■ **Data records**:
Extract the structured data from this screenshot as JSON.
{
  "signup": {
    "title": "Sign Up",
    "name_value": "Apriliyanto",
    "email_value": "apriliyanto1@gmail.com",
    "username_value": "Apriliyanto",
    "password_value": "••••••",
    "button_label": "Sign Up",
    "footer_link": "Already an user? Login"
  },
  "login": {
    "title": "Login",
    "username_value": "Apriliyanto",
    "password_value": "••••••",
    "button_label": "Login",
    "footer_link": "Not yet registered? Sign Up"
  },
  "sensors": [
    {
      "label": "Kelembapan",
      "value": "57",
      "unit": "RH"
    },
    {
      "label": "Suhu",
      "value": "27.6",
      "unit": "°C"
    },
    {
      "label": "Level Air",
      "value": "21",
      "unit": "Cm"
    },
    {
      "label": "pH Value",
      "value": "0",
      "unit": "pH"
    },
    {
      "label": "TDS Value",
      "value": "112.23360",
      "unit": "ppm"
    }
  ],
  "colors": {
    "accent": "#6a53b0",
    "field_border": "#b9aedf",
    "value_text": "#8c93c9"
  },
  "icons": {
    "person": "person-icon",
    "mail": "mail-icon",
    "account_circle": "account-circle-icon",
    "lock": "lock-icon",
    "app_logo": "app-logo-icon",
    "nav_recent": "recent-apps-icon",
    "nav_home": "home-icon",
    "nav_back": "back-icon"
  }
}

■ **Written task**: Copy out the material word for word and line for line.

■ **Answer to the task**:
Extract the structured data from this screenshot as JSON.
{
  "signup": {
    "title": "Sign Up",
    "name_value": "Apriliyanto",
    "email_value": "apriliyanto1@gmail.com",
    "username_value": "Apriliyanto",
    "password_value": "••••••",
    "button_label": "Sign Up",
    "footer_link": "Already an user? Login"
  },
  "login": {
    "title": "Login",
    "username_value": "Apriliyanto",
    "password_value": "••••••",
    "button_label": "Login",
    "footer_link": "Not yet registered? Sign Up"
  },
  "sensors": [
    {
      "label": "Kelembapan",
      "value": "57",
      "unit": "RH"
    },
    {
      "label": "Suhu",
      "value": "27.6",
      "unit": "°C"
    },
    {
      "label": "Level Air",
      "value": "21",
      "unit": "Cm"
    },
    {
      "label": "pH Value",
      "value": "0",
      "unit": "pH"
    },
    {
      "label": "TDS Value",
      "value": "112.23360",
      "unit": "ppm"
    }
  ],
  "colors": {
    "accent": "#6a53b0",
    "field_border": "#b9aedf",
    "value_text": "#8c93c9"
  },
  "icons": {
    "person": "person-icon",
    "mail": "mail-icon",
    "account_circle": "account-circle-icon",
    "lock": "lock-icon",
    "app_logo": "app-logo-icon",
    "nav_recent": "recent-apps-icon",
    "nav_home": "home-icon",
    "nav_back": "back-icon"
  }
}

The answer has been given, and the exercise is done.